Output all of the entries below precisely as written.
------ Given data
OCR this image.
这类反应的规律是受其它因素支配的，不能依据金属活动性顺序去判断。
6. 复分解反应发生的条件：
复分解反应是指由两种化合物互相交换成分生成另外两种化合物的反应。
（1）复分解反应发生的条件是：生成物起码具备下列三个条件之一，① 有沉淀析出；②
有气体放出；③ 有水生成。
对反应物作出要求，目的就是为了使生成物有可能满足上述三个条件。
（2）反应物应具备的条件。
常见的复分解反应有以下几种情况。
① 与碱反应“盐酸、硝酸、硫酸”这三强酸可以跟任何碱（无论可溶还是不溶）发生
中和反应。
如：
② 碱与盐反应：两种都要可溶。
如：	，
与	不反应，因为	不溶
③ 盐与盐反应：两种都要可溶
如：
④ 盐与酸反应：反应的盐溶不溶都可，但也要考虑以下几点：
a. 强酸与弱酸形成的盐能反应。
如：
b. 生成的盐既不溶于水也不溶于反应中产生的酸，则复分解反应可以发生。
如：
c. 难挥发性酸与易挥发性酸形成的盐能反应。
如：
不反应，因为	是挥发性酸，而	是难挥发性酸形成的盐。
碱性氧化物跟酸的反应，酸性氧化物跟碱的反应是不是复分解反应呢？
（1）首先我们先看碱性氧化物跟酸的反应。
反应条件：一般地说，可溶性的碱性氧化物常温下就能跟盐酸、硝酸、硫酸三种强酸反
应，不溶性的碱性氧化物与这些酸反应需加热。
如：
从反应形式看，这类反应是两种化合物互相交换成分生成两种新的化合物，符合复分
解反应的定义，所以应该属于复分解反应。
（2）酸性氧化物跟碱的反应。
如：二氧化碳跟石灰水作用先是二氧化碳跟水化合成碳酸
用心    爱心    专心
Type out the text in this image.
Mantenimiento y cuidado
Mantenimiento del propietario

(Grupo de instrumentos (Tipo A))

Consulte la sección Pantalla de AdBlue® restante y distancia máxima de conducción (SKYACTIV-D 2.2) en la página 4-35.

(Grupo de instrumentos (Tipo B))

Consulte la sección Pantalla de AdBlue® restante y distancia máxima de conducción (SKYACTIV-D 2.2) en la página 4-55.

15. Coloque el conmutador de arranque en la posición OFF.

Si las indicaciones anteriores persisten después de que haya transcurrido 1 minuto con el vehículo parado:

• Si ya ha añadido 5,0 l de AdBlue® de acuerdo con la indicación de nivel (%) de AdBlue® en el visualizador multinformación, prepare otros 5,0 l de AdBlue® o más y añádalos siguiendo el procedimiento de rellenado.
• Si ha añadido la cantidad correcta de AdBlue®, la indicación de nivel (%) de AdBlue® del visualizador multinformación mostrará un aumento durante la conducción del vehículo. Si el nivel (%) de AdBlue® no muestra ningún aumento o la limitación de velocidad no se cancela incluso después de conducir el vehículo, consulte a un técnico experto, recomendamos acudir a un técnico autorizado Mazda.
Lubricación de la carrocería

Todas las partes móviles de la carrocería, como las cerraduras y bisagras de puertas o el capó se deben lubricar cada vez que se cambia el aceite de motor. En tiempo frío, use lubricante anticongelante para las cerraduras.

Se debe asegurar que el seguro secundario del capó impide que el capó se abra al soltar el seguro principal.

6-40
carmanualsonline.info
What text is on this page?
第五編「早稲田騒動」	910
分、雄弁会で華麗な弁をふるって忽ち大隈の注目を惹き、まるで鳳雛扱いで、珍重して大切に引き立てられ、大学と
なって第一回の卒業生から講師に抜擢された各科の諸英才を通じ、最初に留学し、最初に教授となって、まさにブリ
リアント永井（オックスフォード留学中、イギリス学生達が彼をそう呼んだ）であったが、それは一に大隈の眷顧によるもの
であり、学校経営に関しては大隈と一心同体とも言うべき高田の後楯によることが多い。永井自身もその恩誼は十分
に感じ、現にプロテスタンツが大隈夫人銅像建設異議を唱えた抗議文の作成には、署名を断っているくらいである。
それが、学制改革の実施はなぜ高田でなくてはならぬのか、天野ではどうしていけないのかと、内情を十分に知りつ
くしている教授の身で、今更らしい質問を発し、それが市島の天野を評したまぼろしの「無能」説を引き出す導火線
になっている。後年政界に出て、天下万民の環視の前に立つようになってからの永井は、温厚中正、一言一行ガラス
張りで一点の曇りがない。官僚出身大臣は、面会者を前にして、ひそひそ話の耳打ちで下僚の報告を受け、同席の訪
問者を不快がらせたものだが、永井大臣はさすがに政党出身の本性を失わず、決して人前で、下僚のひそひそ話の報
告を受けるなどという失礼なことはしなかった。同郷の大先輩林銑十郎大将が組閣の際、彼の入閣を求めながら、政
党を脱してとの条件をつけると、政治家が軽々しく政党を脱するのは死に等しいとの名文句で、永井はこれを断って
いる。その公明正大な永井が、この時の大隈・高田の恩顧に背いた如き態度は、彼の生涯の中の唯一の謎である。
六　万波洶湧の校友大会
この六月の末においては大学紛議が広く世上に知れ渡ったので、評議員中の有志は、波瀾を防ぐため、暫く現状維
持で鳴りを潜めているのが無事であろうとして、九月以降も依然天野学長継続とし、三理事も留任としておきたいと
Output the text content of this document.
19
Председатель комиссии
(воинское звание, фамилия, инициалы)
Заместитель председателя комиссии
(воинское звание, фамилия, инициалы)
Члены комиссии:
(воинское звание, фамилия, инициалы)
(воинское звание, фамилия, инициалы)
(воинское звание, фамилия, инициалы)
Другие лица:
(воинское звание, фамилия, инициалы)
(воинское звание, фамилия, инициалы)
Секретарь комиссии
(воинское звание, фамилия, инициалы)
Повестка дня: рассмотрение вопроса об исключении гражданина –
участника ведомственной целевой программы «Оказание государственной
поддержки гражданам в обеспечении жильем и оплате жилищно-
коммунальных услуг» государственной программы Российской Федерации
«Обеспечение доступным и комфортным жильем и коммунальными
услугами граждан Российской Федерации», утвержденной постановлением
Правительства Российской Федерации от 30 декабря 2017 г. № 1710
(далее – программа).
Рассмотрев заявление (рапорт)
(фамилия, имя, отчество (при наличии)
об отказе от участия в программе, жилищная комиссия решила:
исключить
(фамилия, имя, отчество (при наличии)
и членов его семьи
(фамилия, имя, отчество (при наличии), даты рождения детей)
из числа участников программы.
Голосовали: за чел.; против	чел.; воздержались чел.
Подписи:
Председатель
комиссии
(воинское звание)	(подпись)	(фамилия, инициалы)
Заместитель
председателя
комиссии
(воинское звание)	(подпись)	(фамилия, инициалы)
------------
Exercise answer >>
OCR this image.
这类反应的规律是受其它因素支配的，不能依据金属活动性顺序去判断。
6. 复分解反应发生的条件：
复分解反应是指由两种化合物互相交换成分生成另外两种化合物的反应。
（1）复分解反应发生的条件是：生成物起码具备下列三个条件之一，① 有沉淀析出；②
有气体放出；③ 有水生成。
对反应物作出要求，目的就是为了使生成物有可能满足上述三个条件。
（2）反应物应具备的条件。
常见的复分解反应有以下几种情况。
① 与碱反应“盐酸、硝酸、硫酸”这三强酸可以跟任何碱（无论可溶还是不溶）发生
中和反应。
如：
② 碱与盐反应：两种都要可溶。
如：	，
与	不反应，因为	不溶
③ 盐与盐反应：两种都要可溶
如：
④ 盐与酸反应：反应的盐溶不溶都可，但也要考虑以下几点：
a. 强酸与弱酸形成的盐能反应。
如：
b. 生成的盐既不溶于水也不溶于反应中产生的酸，则复分解反应可以发生。
如：
c. 难挥发性酸与易挥发性酸形成的盐能反应。
如：
不反应，因为	是挥发性酸，而	是难挥发性酸形成的盐。
碱性氧化物跟酸的反应，酸性氧化物跟碱的反应是不是复分解反应呢？
（1）首先我们先看碱性氧化物跟酸的反应。
反应条件：一般地说，可溶性的碱性氧化物常温下就能跟盐酸、硝酸、硫酸三种强酸反
应，不溶性的碱性氧化物与这些酸反应需加热。
如：
从反应形式看，这类反应是两种化合物互相交换成分生成两种新的化合物，符合复分
解反应的定义，所以应该属于复分解反应。
（2）酸性氧化物跟碱的反应。
如：二氧化碳跟石灰水作用先是二氧化碳跟水化合成碳酸
用心    爱心    专心
Type out the text in this image.
Mantenimiento y cuidado
Mantenimiento del propietario

(Grupo de instrumentos (Tipo A))

Consulte la sección Pantalla de AdBlue® restante y distancia máxima de conducción (SKYACTIV-D 2.2) en la página 4-35.

(Grupo de instrumentos (Tipo B))

Consulte la sección Pantalla de AdBlue® restante y distancia máxima de conducción (SKYACTIV-D 2.2) en la página 4-55.

15. Coloque el conmutador de arranque en la posición OFF.

Si las indicaciones anteriores persisten después de que haya transcurrido 1 minuto con el vehículo parado:

• Si ya ha añadido 5,0 l de AdBlue® de acuerdo con la indicación de nivel (%) de AdBlue® en el visualizador multinformación, prepare otros 5,0 l de AdBlue® o más y añádalos siguiendo el procedimiento de rellenado.
• Si ha añadido la cantidad correcta de AdBlue®, la indicación de nivel (%) de AdBlue® del visualizador multinformación mostrará un aumento durante la conducción del vehículo. Si el nivel (%) de AdBlue® no muestra ningún aumento o la limitación de velocidad no se cancela incluso después de conducir el vehículo, consulte a un técnico experto, recomendamos acudir a un técnico autorizado Mazda.
Lubricación de la carrocería

Todas las partes móviles de la carrocería, como las cerraduras y bisagras de puertas o el capó se deben lubricar cada vez que se cambia el aceite de motor. En tiempo frío, use lubricante anticongelante para las cerraduras.

Se debe asegurar que el seguro secundario del capó impide que el capó se abra al soltar el seguro principal.

6-40
carmanualsonline.info
What text is on this page?
第五編「早稲田騒動」	910
分、雄弁会で華麗な弁をふるって忽ち大隈の注目を惹き、まるで鳳雛扱いで、珍重して大切に引き立てられ、大学と
なって第一回の卒業生から講師に抜擢された各科の諸英才を通じ、最初に留学し、最初に教授となって、まさにブリ
リアント永井（オックスフォード留学中、イギリス学生達が彼をそう呼んだ）であったが、それは一に大隈の眷顧によるもの
であり、学校経営に関しては大隈と一心同体とも言うべき高田の後楯によることが多い。永井自身もその恩誼は十分
に感じ、現にプロテスタンツが大隈夫人銅像建設異議を唱えた抗議文の作成には、署名を断っているくらいである。
それが、学制改革の実施はなぜ高田でなくてはならぬのか、天野ではどうしていけないのかと、内情を十分に知りつ
くしている教授の身で、今更らしい質問を発し、それが市島の天野を評したまぼろしの「無能」説を引き出す導火線
になっている。後年政界に出て、天下万民の環視の前に立つようになってからの永井は、温厚中正、一言一行ガラス
張りで一点の曇りがない。官僚出身大臣は、面会者を前にして、ひそひそ話の耳打ちで下僚の報告を受け、同席の訪
問者を不快がらせたものだが、永井大臣はさすがに政党出身の本性を失わず、決して人前で、下僚のひそひそ話の報
告を受けるなどという失礼なことはしなかった。同郷の大先輩林銑十郎大将が組閣の際、彼の入閣を求めながら、政
党を脱してとの条件をつけると、政治家が軽々しく政党を脱するのは死に等しいとの名文句で、永井はこれを断って
いる。その公明正大な永井が、この時の大隈・高田の恩顧に背いた如き態度は、彼の生涯の中の唯一の謎である。
六　万波洶湧の校友大会
この六月の末においては大学紛議が広く世上に知れ渡ったので、評議員中の有志は、波瀾を防ぐため、暫く現状維
持で鳴りを潜めているのが無事であろうとして、九月以降も依然天野学長継続とし、三理事も留任としておきたいと
Output the text content of this document.
19
Председатель комиссии
(воинское звание, фамилия, инициалы)
Заместитель председателя комиссии
(воинское звание, фамилия, инициалы)
Члены комиссии:
(воинское звание, фамилия, инициалы)
(воинское звание, фамилия, инициалы)
(воинское звание, фамилия, инициалы)
Другие лица:
(воинское звание, фамилия, инициалы)
(воинское звание, фамилия, инициалы)
Секретарь комиссии
(воинское звание, фамилия, инициалы)
Повестка дня: рассмотрение вопроса об исключении гражданина –
участника ведомственной целевой программы «Оказание государственной
поддержки гражданам в обеспечении жильем и оплате жилищно-
коммунальных услуг» государственной программы Российской Федерации
«Обеспечение доступным и комфортным жильем и коммунальными
услугами граждан Российской Федерации», утвержденной постановлением
Правительства Российской Федерации от 30 декабря 2017 г. № 1710
(далее – программа).
Рассмотрев заявление (рапорт)
(фамилия, имя, отчество (при наличии)
об отказе от участия в программе, жилищная комиссия решила:
исключить
(фамилия, имя, отчество (при наличии)
и членов его семьи
(фамилия, имя, отчество (при наличии), даты рождения детей)
из числа участников программы.
Голосовали: за чел.; против	чел.; воздержались чел.
Подписи:
Председатель
комиссии
(воинское звание)	(подпись)	(фамилия, инициалы)
Заместитель
председателя
комиссии
(воинское звание)	(подпись)	(фамилия, инициалы)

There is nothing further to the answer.